[START OF MATERIAL FOR THE TASK]

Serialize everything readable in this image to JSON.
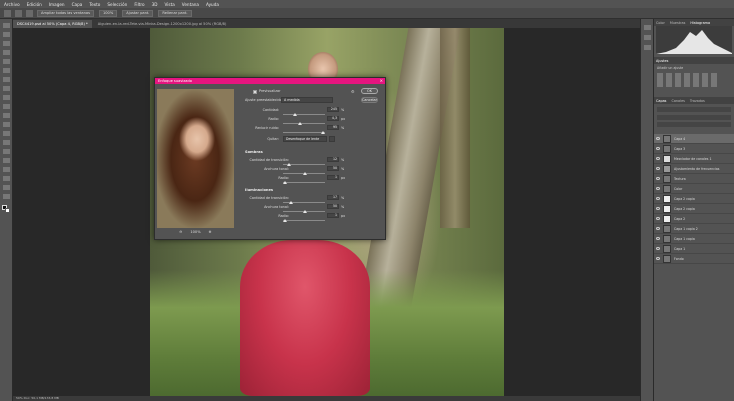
{
  "menu": [
    "Archivo",
    "Edición",
    "Imagen",
    "Capa",
    "Texto",
    "Selección",
    "Filtro",
    "3D",
    "Vista",
    "Ventana",
    "Ayuda"
  ],
  "options": {
    "sample_label": "Ampliar todas las ventanas",
    "zoom_label": "100%",
    "fit_label": "Ajustar pant.",
    "fill_label": "Rellenar pant."
  },
  "tabs": [
    {
      "label": "DSC4419.psd al 50% (Capa 4, RGB/8) *",
      "active": true
    },
    {
      "label": "Alguien-en-la-red-Tete-via-Minka-Design-1200x1200.jpg al 50% (RGB/8)",
      "active": false
    }
  ],
  "dialog": {
    "title": "Enfoque suavizado",
    "close": "×",
    "preview_checkbox": "Previsualizar",
    "ok": "OK",
    "cancel": "Cancelar",
    "preset_label": "Ajuste preestablecido:",
    "preset_value": "A medida",
    "zoom": "100%",
    "amount": {
      "label": "Cantidad:",
      "value": "245",
      "unit": "%"
    },
    "radius": {
      "label": "Radio:",
      "value": "4,3",
      "unit": "px"
    },
    "noise": {
      "label": "Reducir ruido:",
      "value": "95",
      "unit": "%"
    },
    "remove": {
      "label": "Quitar:",
      "value": "Desenfoque de lente"
    },
    "shadows": {
      "title": "Sombras",
      "fade": {
        "label": "Cantidad de transición:",
        "value": "12",
        "unit": "%"
      },
      "tonal": {
        "label": "Anchura tonal:",
        "value": "50",
        "unit": "%"
      },
      "radius": {
        "label": "Radio:",
        "value": "1",
        "unit": "px"
      }
    },
    "highlights": {
      "title": "Iluminaciones",
      "fade": {
        "label": "Cantidad de transición:",
        "value": "17",
        "unit": "%"
      },
      "tonal": {
        "label": "Anchura tonal:",
        "value": "50",
        "unit": "%"
      },
      "radius": {
        "label": "Radio:",
        "value": "1",
        "unit": "px"
      }
    }
  },
  "panels": {
    "top_tabs": [
      "Color",
      "Muestras",
      "Histograma"
    ],
    "adjust_tabs": [
      "Ajustes"
    ],
    "adjust_hint": "Añadir un ajuste",
    "layer_tabs": [
      "Capas",
      "Canales",
      "Trazados"
    ],
    "layers": [
      "Capa 4",
      "Capa 3",
      "Mezclador de canales 1",
      "Ajustamiento de frecuencias",
      "Textura",
      "Color",
      "Capa 2 copia",
      "Capa 2 copia",
      "Capa 2",
      "Capa 1 copia 2",
      "Capa 1 copia",
      "Capa 1",
      "Fondo"
    ]
  },
  "status": "50%   Doc: 50,1 MB/133,8 MB"
}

[END OF MATERIAL FOR THE TASK]

● **WHAT IS REQUIRED**: Copy out all the data without changing anything, and drop the pictures.

● **OUTPUT FOR THIS TASK**:
Serialize everything readable in this image to JSON.
{
  "menu": [
    "Archivo",
    "Edición",
    "Imagen",
    "Capa",
    "Texto",
    "Selección",
    "Filtro",
    "3D",
    "Vista",
    "Ventana",
    "Ayuda"
  ],
  "options": {
    "sample_label": "Ampliar todas las ventanas",
    "zoom_label": "100%",
    "fit_label": "Ajustar pant.",
    "fill_label": "Rellenar pant."
  },
  "tabs": [
    {
      "label": "DSC4419.psd al 50% (Capa 4, RGB/8) *",
      "active": true
    },
    {
      "label": "Alguien-en-la-red-Tete-via-Minka-Design-1200x1200.jpg al 50% (RGB/8)",
      "active": false
    }
  ],
  "dialog": {
    "title": "Enfoque suavizado",
    "close": "×",
    "preview_checkbox": "Previsualizar",
    "ok": "OK",
    "cancel": "Cancelar",
    "preset_label": "Ajuste preestablecido:",
    "preset_value": "A medida",
    "zoom": "100%",
    "amount": {
      "label": "Cantidad:",
      "value": "245",
      "unit": "%"
    },
    "radius": {
      "label": "Radio:",
      "value": "4,3",
      "unit": "px"
    },
    "noise": {
      "label": "Reducir ruido:",
      "value": "95",
      "unit": "%"
    },
    "remove": {
      "label": "Quitar:",
      "value": "Desenfoque de lente"
    },
    "shadows": {
      "title": "Sombras",
      "fade": {
        "label": "Cantidad de transición:",
        "value": "12",
        "unit": "%"
      },
      "tonal": {
        "label": "Anchura tonal:",
        "value": "50",
        "unit": "%"
      },
      "radius": {
        "label": "Radio:",
        "value": "1",
        "unit": "px"
      }
    },
    "highlights": {
      "title": "Iluminaciones",
      "fade": {
        "label": "Cantidad de transición:",
        "value": "17",
        "unit": "%"
      },
      "tonal": {
        "label": "Anchura tonal:",
        "value": "50",
        "unit": "%"
      },
      "radius": {
        "label": "Radio:",
        "value": "1",
        "unit": "px"
      }
    }
  },
  "panels": {
    "top_tabs": [
      "Color",
      "Muestras",
      "Histograma"
    ],
    "adjust_tabs": [
      "Ajustes"
    ],
    "adjust_hint": "Añadir un ajuste",
    "layer_tabs": [
      "Capas",
      "Canales",
      "Trazados"
    ],
    "layers": [
      "Capa 4",
      "Capa 3",
      "Mezclador de canales 1",
      "Ajustamiento de frecuencias",
      "Textura",
      "Color",
      "Capa 2 copia",
      "Capa 2 copia",
      "Capa 2",
      "Capa 1 copia 2",
      "Capa 1 copia",
      "Capa 1",
      "Fondo"
    ]
  },
  "status": "50%   Doc: 50,1 MB/133,8 MB"
}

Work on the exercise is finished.